▶ DIRECTIVE
Locate the line that contains "Parse this screenshot: output". Copy it and every following line through the end of the records, exactly, and include nothing else.

---+---

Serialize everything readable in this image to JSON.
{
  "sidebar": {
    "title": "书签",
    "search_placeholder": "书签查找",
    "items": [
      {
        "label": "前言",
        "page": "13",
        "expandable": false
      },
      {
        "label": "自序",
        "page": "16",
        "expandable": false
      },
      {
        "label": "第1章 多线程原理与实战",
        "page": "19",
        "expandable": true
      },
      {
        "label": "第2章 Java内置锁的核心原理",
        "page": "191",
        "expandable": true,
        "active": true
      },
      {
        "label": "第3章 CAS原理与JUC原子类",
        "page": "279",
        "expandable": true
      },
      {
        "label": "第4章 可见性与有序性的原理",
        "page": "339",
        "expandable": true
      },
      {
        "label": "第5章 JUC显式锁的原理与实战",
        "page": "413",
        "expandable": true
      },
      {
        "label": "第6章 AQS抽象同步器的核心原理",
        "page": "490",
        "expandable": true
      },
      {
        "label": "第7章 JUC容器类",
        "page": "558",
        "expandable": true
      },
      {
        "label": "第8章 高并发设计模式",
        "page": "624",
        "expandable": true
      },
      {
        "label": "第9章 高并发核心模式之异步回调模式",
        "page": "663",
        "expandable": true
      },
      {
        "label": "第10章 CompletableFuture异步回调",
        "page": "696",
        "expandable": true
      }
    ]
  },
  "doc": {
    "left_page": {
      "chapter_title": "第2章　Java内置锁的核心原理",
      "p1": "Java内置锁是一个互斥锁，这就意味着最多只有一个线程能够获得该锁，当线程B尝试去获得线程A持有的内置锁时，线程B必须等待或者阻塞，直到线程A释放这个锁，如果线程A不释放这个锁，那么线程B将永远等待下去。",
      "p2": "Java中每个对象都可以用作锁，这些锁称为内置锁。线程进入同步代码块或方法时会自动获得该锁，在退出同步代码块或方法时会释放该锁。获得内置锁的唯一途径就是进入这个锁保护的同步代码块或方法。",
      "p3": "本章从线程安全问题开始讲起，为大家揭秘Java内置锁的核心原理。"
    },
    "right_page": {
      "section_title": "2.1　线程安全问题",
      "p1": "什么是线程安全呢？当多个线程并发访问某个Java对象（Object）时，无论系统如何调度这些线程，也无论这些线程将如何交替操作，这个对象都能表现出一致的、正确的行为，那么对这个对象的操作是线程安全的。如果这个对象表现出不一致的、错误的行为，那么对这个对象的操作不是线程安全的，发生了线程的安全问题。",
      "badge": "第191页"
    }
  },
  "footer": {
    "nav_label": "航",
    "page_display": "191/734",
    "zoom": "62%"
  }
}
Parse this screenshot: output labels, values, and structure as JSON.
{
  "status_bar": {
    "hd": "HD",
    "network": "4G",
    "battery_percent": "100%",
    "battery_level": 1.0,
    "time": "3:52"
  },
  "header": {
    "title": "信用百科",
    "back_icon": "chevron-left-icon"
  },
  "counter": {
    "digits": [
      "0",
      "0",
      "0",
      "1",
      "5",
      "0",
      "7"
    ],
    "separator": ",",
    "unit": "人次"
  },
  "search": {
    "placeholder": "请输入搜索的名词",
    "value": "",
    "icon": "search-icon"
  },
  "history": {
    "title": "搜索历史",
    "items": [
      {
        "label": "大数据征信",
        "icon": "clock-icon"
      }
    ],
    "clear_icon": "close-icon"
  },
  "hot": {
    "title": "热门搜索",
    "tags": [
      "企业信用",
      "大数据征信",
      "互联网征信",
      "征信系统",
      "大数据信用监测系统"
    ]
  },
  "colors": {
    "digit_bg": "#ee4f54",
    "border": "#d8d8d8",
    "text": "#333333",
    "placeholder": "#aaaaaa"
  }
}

---+---

▶ FINAL RESULT
Parse this screenshot: output labels, values, and structure as JSON.
{
  "status_bar": {
    "hd": "HD",
    "network": "4G",
    "battery_percent": "100%",
    "battery_level": 1.0,
    "time": "3:52"
  },
  "header": {
    "title": "信用百科",
    "back_icon": "chevron-left-icon"
  },
  "counter": {
    "digits": [
      "0",
      "0",
      "0",
      "1",
      "5",
      "0",
      "7"
    ],
    "separator": ",",
    "unit": "人次"
  },
  "search": {
    "placeholder": "请输入搜索的名词",
    "value": "",
    "icon": "search-icon"
  },
  "history": {
    "title": "搜索历史",
    "items": [
      {
        "label": "大数据征信",
        "icon": "clock-icon"
      }
    ],
    "clear_icon": "close-icon"
  },
  "hot": {
    "title": "热门搜索",
    "tags": [
      "企业信用",
      "大数据征信",
      "互联网征信",
      "征信系统",
      "大数据信用监测系统"
    ]
  },
  "colors": {
    "digit_bg": "#ee4f54",
    "border": "#d8d8d8",
    "text": "#333333",
    "placeholder": "#aaaaaa"
  }
}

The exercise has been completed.